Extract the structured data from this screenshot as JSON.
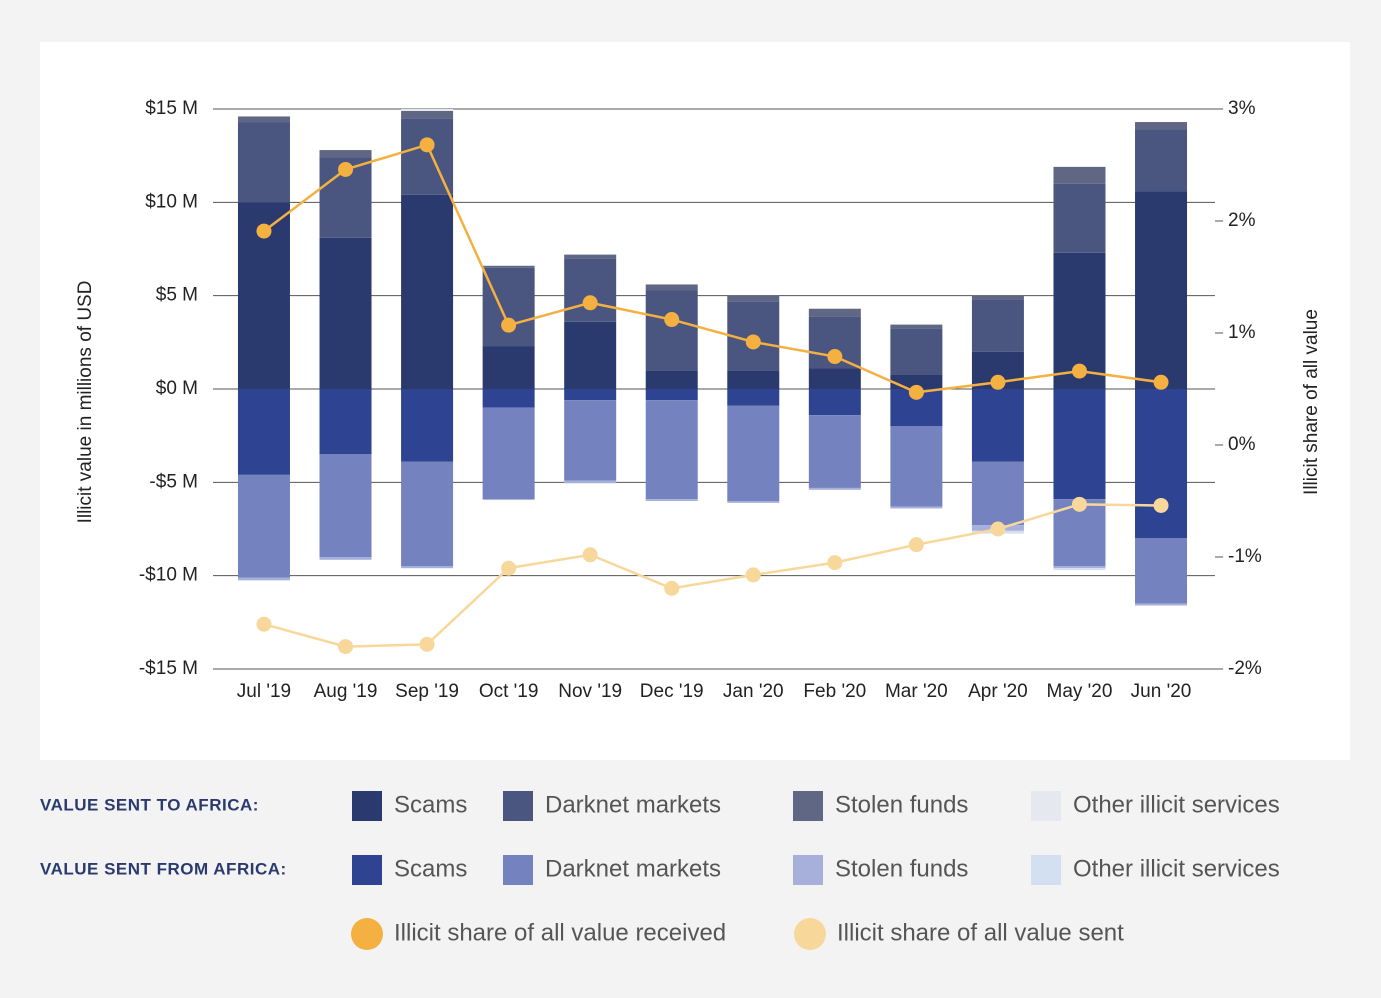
{
  "chart_data": {
    "type": "bar",
    "categories": [
      "Jul '19",
      "Aug '19",
      "Sep '19",
      "Oct '19",
      "Nov '19",
      "Dec '19",
      "Jan '20",
      "Feb '20",
      "Mar '20",
      "Apr '20",
      "May '20",
      "Jun '20"
    ],
    "ylabel": "Illicit value in millions of USD",
    "y2label": "Illicit share of all value",
    "ylim": [
      -15,
      15
    ],
    "yticks": [
      {
        "value": 15,
        "label": "$15 M"
      },
      {
        "value": 10,
        "label": "$10 M"
      },
      {
        "value": 5,
        "label": "$5 M"
      },
      {
        "value": 0,
        "label": "$0 M"
      },
      {
        "value": -5,
        "label": "-$5 M"
      },
      {
        "value": -10,
        "label": "-$10 M"
      },
      {
        "value": -15,
        "label": "-$15 M"
      }
    ],
    "y2lim": [
      -2,
      3
    ],
    "y2ticks": [
      {
        "value": 3,
        "label": "3%"
      },
      {
        "value": 2,
        "label": "2%"
      },
      {
        "value": 1,
        "label": "1%"
      },
      {
        "value": 0,
        "label": "0%"
      },
      {
        "value": -1,
        "label": "-1%"
      },
      {
        "value": -2,
        "label": "-2%"
      }
    ],
    "grid": true,
    "groups": [
      {
        "name": "VALUE SENT TO AFRICA:",
        "series": [
          {
            "name": "Scams",
            "color": "#2b3a6e",
            "values": [
              10.0,
              8.1,
              10.4,
              2.3,
              3.6,
              1.0,
              1.0,
              1.1,
              0.75,
              2.0,
              7.3,
              10.6
            ]
          },
          {
            "name": "Darknet markets",
            "color": "#4a5680",
            "values": [
              4.3,
              4.3,
              4.1,
              4.2,
              3.4,
              4.3,
              3.7,
              2.8,
              2.5,
              2.8,
              3.7,
              3.3
            ]
          },
          {
            "name": "Stolen funds",
            "color": "#5f6785",
            "values": [
              0.3,
              0.4,
              0.4,
              0.1,
              0.2,
              0.3,
              0.3,
              0.4,
              0.2,
              0.2,
              0.9,
              0.4
            ]
          },
          {
            "name": "Other illicit services",
            "color": "#e6e8ef",
            "values": [
              0,
              0,
              0.1,
              0,
              0,
              0,
              0,
              0,
              0,
              0,
              0,
              0
            ]
          }
        ]
      },
      {
        "name": "VALUE SENT FROM AFRICA:",
        "series": [
          {
            "name": "Scams",
            "color": "#2e4392",
            "values": [
              -4.6,
              -3.5,
              -3.9,
              -1.0,
              -0.6,
              -0.6,
              -0.9,
              -1.4,
              -2.0,
              -3.9,
              -5.9,
              -8.0
            ]
          },
          {
            "name": "Darknet markets",
            "color": "#7483c0",
            "values": [
              -5.5,
              -5.5,
              -5.6,
              -4.9,
              -4.3,
              -5.3,
              -5.1,
              -3.9,
              -4.3,
              -3.4,
              -3.6,
              -3.5
            ]
          },
          {
            "name": "Stolen funds",
            "color": "#a6b0da",
            "values": [
              -0.15,
              -0.15,
              -0.1,
              -0.05,
              -0.15,
              -0.1,
              -0.1,
              -0.1,
              -0.1,
              -0.3,
              -0.1,
              -0.1
            ]
          },
          {
            "name": "Other illicit services",
            "color": "#d3e0f2",
            "values": [
              0,
              0,
              0,
              0,
              0,
              0,
              0,
              0,
              0,
              -0.15,
              -0.1,
              0
            ]
          }
        ]
      }
    ],
    "series": [
      {
        "name": "Illicit share of all value received",
        "type": "line",
        "axis": "y2",
        "color": "#f4b040",
        "values": [
          1.91,
          2.46,
          2.68,
          1.07,
          1.27,
          1.12,
          0.92,
          0.79,
          0.47,
          0.56,
          0.66,
          0.56
        ]
      },
      {
        "name": "Illicit share of all value sent",
        "type": "line",
        "axis": "y2",
        "color": "#f8d79a",
        "values": [
          -1.6,
          -1.8,
          -1.78,
          -1.1,
          -0.98,
          -1.28,
          -1.16,
          -1.05,
          -0.89,
          -0.75,
          -0.53,
          -0.54
        ]
      }
    ]
  }
}
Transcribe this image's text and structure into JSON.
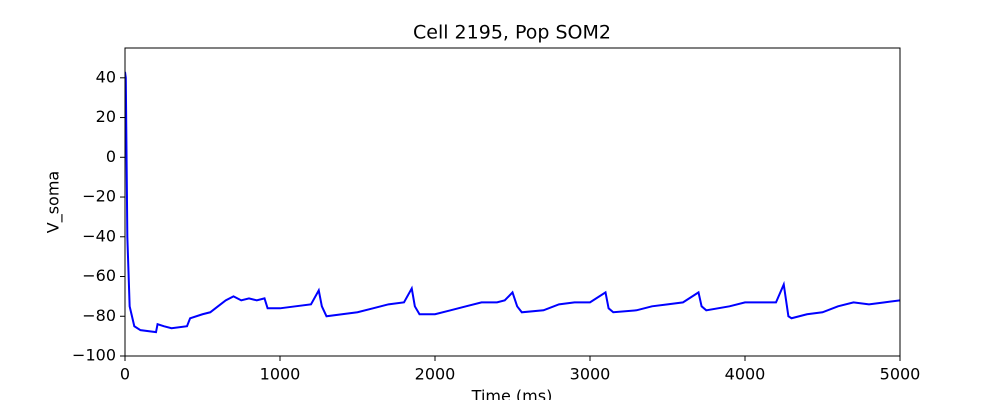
{
  "chart_data": {
    "type": "line",
    "title": "Cell 2195, Pop SOM2",
    "x_label": "Time (ms)",
    "y_label": "V_soma",
    "color": "#0000ff",
    "x": [
      0,
      5,
      15,
      30,
      60,
      100,
      200,
      210,
      250,
      300,
      400,
      420,
      500,
      550,
      600,
      650,
      700,
      750,
      800,
      850,
      900,
      920,
      1000,
      1100,
      1200,
      1250,
      1270,
      1300,
      1400,
      1500,
      1600,
      1700,
      1800,
      1850,
      1870,
      1900,
      2000,
      2100,
      2200,
      2300,
      2400,
      2450,
      2500,
      2530,
      2560,
      2700,
      2800,
      2900,
      3000,
      3100,
      3120,
      3150,
      3300,
      3400,
      3500,
      3600,
      3700,
      3720,
      3750,
      3900,
      4000,
      4100,
      4200,
      4250,
      4280,
      4300,
      4400,
      4500,
      4600,
      4700,
      4800,
      4900,
      5000
    ],
    "values": [
      43,
      40,
      -40,
      -75,
      -85,
      -87,
      -88,
      -84,
      -85,
      -86,
      -85,
      -81,
      -79,
      -78,
      -75,
      -72,
      -70,
      -72,
      -71,
      -72,
      -71,
      -76,
      -76,
      -75,
      -74,
      -67,
      -75,
      -80,
      -79,
      -78,
      -76,
      -74,
      -73,
      -66,
      -75,
      -79,
      -79,
      -77,
      -75,
      -73,
      -73,
      -72,
      -68,
      -75,
      -78,
      -77,
      -74,
      -73,
      -73,
      -68,
      -76,
      -78,
      -77,
      -75,
      -74,
      -73,
      -68,
      -75,
      -77,
      -75,
      -73,
      -73,
      -73,
      -64,
      -80,
      -81,
      -79,
      -78,
      -75,
      -73,
      -74,
      -73,
      -72
    ],
    "xlim": [
      0,
      5000
    ],
    "xticks": [
      0,
      1000,
      2000,
      3000,
      4000,
      5000
    ],
    "ylim": [
      -100,
      55
    ],
    "yticks": [
      {
        "value": -100,
        "label": "−100"
      },
      {
        "value": -80,
        "label": "−80"
      },
      {
        "value": -60,
        "label": "−60"
      },
      {
        "value": -40,
        "label": "−40"
      },
      {
        "value": -20,
        "label": "−20"
      },
      0,
      20,
      40
    ]
  }
}
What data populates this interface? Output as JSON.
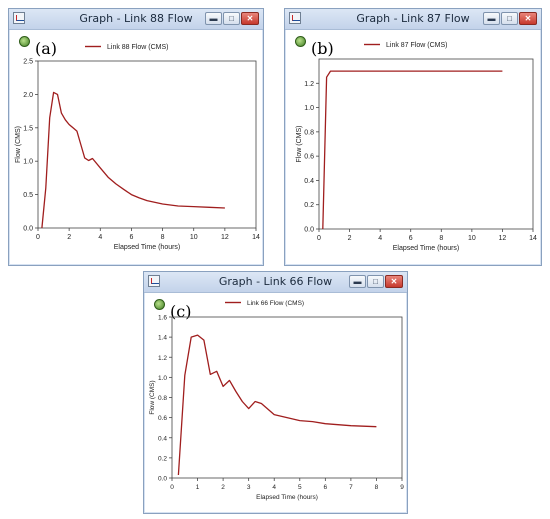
{
  "windows": [
    {
      "title": "Graph - Link 88 Flow",
      "panel_label": "(a)",
      "controls": {
        "minimize": "▬",
        "maximize": "□",
        "close": "✕"
      }
    },
    {
      "title": "Graph - Link 87 Flow",
      "panel_label": "(b)",
      "controls": {
        "minimize": "▬",
        "maximize": "□",
        "close": "✕"
      }
    },
    {
      "title": "Graph - Link 66 Flow",
      "panel_label": "(c)",
      "controls": {
        "minimize": "▬",
        "maximize": "□",
        "close": "✕"
      }
    }
  ],
  "chart_data": [
    {
      "type": "line",
      "legend": "Link 88 Flow (CMS)",
      "legend_position": "top-center",
      "xlabel": "Elapsed Time (hours)",
      "ylabel": "Flow (CMS)",
      "xlim": [
        0,
        14
      ],
      "ylim": [
        0,
        2.5
      ],
      "xticks": [
        "0",
        "2",
        "4",
        "6",
        "8",
        "10",
        "12",
        "14"
      ],
      "yticks": [
        "0.0",
        "0.5",
        "1.0",
        "1.5",
        "2.0",
        "2.5"
      ],
      "grid": false,
      "line_color": "#a01e1e",
      "series": [
        {
          "name": "Link 88 Flow (CMS)",
          "x": [
            0.25,
            0.5,
            0.75,
            1.0,
            1.25,
            1.5,
            1.75,
            2.0,
            2.25,
            2.5,
            2.75,
            3.0,
            3.25,
            3.5,
            4.0,
            4.5,
            5.0,
            5.5,
            6.0,
            6.5,
            7.0,
            8.0,
            9.0,
            10.0,
            11.0,
            12.0
          ],
          "y": [
            0.0,
            0.6,
            1.65,
            2.03,
            2.0,
            1.72,
            1.62,
            1.55,
            1.5,
            1.45,
            1.25,
            1.05,
            1.01,
            1.04,
            0.9,
            0.76,
            0.66,
            0.58,
            0.5,
            0.45,
            0.41,
            0.36,
            0.33,
            0.32,
            0.31,
            0.3
          ]
        }
      ]
    },
    {
      "type": "line",
      "legend": "Link 87 Flow (CMS)",
      "legend_position": "top-center",
      "xlabel": "Elapsed Time (hours)",
      "ylabel": "Flow (CMS)",
      "xlim": [
        0,
        14
      ],
      "ylim": [
        0,
        1.4
      ],
      "xticks": [
        "0",
        "2",
        "4",
        "6",
        "8",
        "10",
        "12",
        "14"
      ],
      "yticks": [
        "0.0",
        "0.2",
        "0.4",
        "0.6",
        "0.8",
        "1.0",
        "1.2"
      ],
      "grid": false,
      "line_color": "#a01e1e",
      "series": [
        {
          "name": "Link 87 Flow (CMS)",
          "x": [
            0.25,
            0.5,
            0.75,
            1.0,
            2.0,
            4.0,
            6.0,
            8.0,
            10.0,
            12.0
          ],
          "y": [
            0.0,
            1.25,
            1.3,
            1.3,
            1.3,
            1.3,
            1.3,
            1.3,
            1.3,
            1.3
          ]
        }
      ]
    },
    {
      "type": "line",
      "legend": "Link 66 Flow (CMS)",
      "legend_position": "top-center",
      "xlabel": "Elapsed Time (hours)",
      "ylabel": "Flow (CMS)",
      "xlim": [
        0,
        9
      ],
      "ylim": [
        0,
        1.6
      ],
      "xticks": [
        "0",
        "1",
        "2",
        "3",
        "4",
        "5",
        "6",
        "7",
        "8",
        "9"
      ],
      "yticks": [
        "0.0",
        "0.2",
        "0.4",
        "0.6",
        "0.8",
        "1.0",
        "1.2",
        "1.4",
        "1.6"
      ],
      "grid": false,
      "line_color": "#a01e1e",
      "series": [
        {
          "name": "Link 66 Flow (CMS)",
          "x": [
            0.25,
            0.5,
            0.75,
            1.0,
            1.25,
            1.5,
            1.75,
            2.0,
            2.25,
            2.5,
            2.75,
            3.0,
            3.25,
            3.5,
            4.0,
            4.5,
            5.0,
            5.5,
            6.0,
            7.0,
            8.0
          ],
          "y": [
            0.03,
            1.02,
            1.4,
            1.42,
            1.37,
            1.03,
            1.06,
            0.91,
            0.97,
            0.86,
            0.76,
            0.69,
            0.76,
            0.74,
            0.63,
            0.6,
            0.57,
            0.56,
            0.54,
            0.52,
            0.51
          ]
        }
      ]
    }
  ]
}
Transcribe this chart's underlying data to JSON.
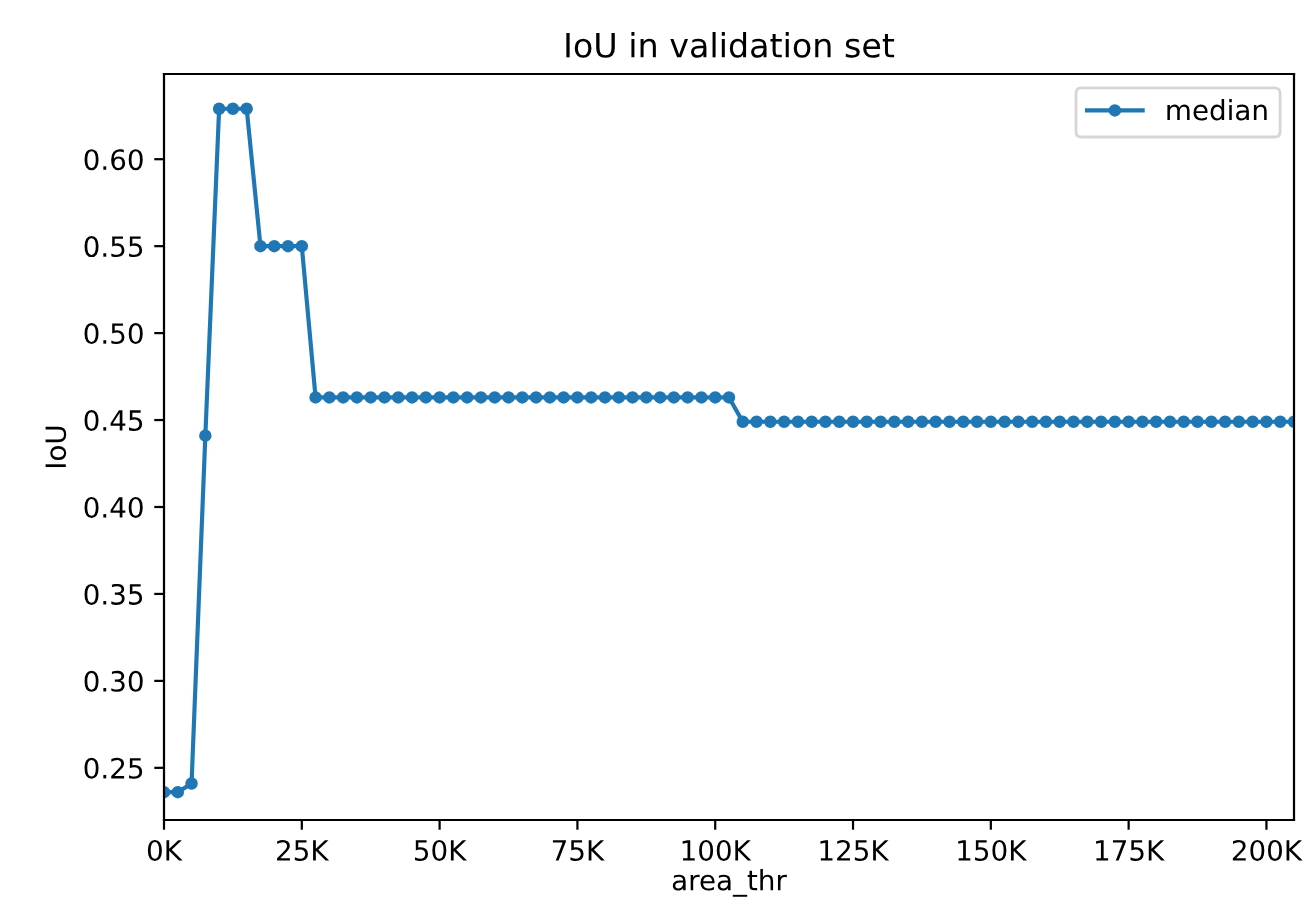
{
  "chart_data": {
    "type": "line",
    "title": "IoU in validation set",
    "xlabel": "area_thr",
    "ylabel": "IoU",
    "x": [
      0,
      2500,
      5000,
      7500,
      10000,
      12500,
      15000,
      17500,
      20000,
      22500,
      25000,
      27500,
      30000,
      32500,
      35000,
      37500,
      40000,
      42500,
      45000,
      47500,
      50000,
      52500,
      55000,
      57500,
      60000,
      62500,
      65000,
      67500,
      70000,
      72500,
      75000,
      77500,
      80000,
      82500,
      85000,
      87500,
      90000,
      92500,
      95000,
      97500,
      100000,
      102500,
      105000,
      107500,
      110000,
      112500,
      115000,
      117500,
      120000,
      122500,
      125000,
      127500,
      130000,
      132500,
      135000,
      137500,
      140000,
      142500,
      145000,
      147500,
      150000,
      152500,
      155000,
      157500,
      160000,
      162500,
      165000,
      167500,
      170000,
      172500,
      175000,
      177500,
      180000,
      182500,
      185000,
      187500,
      190000,
      192500,
      195000,
      197500,
      200000,
      202500,
      205000
    ],
    "series": [
      {
        "name": "median",
        "color": "#1f77b4",
        "values": [
          0.236,
          0.236,
          0.241,
          0.441,
          0.629,
          0.629,
          0.629,
          0.55,
          0.55,
          0.55,
          0.55,
          0.463,
          0.463,
          0.463,
          0.463,
          0.463,
          0.463,
          0.463,
          0.463,
          0.463,
          0.463,
          0.463,
          0.463,
          0.463,
          0.463,
          0.463,
          0.463,
          0.463,
          0.463,
          0.463,
          0.463,
          0.463,
          0.463,
          0.463,
          0.463,
          0.463,
          0.463,
          0.463,
          0.463,
          0.463,
          0.463,
          0.463,
          0.449,
          0.449,
          0.449,
          0.449,
          0.449,
          0.449,
          0.449,
          0.449,
          0.449,
          0.449,
          0.449,
          0.449,
          0.449,
          0.449,
          0.449,
          0.449,
          0.449,
          0.449,
          0.449,
          0.449,
          0.449,
          0.449,
          0.449,
          0.449,
          0.449,
          0.449,
          0.449,
          0.449,
          0.449,
          0.449,
          0.449,
          0.449,
          0.449,
          0.449,
          0.449,
          0.449,
          0.449,
          0.449,
          0.449,
          0.449,
          0.449
        ]
      }
    ],
    "xlim": [
      0,
      205000
    ],
    "ylim": [
      0.22,
      0.649
    ],
    "xticks": [
      {
        "value": 0,
        "label": "0K"
      },
      {
        "value": 25000,
        "label": "25K"
      },
      {
        "value": 50000,
        "label": "50K"
      },
      {
        "value": 75000,
        "label": "75K"
      },
      {
        "value": 100000,
        "label": "100K"
      },
      {
        "value": 125000,
        "label": "125K"
      },
      {
        "value": 150000,
        "label": "150K"
      },
      {
        "value": 175000,
        "label": "175K"
      },
      {
        "value": 200000,
        "label": "200K"
      }
    ],
    "yticks": [
      {
        "value": 0.25,
        "label": "0.25"
      },
      {
        "value": 0.3,
        "label": "0.30"
      },
      {
        "value": 0.35,
        "label": "0.35"
      },
      {
        "value": 0.4,
        "label": "0.40"
      },
      {
        "value": 0.45,
        "label": "0.45"
      },
      {
        "value": 0.5,
        "label": "0.50"
      },
      {
        "value": 0.55,
        "label": "0.55"
      },
      {
        "value": 0.6,
        "label": "0.60"
      }
    ],
    "marker": "circle",
    "line_style": "solid",
    "legend": "top right",
    "grid": false
  }
}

==============================

• Aim
Copy out every line in the listing where the word "JSON" appears.

• Task answer
Extract the structured data from this screenshot as JSON.
Transcribe this image's text and structure into JSON.
What data populates this interface? Output as JSON.
Transcribe this chart's underlying data to JSON.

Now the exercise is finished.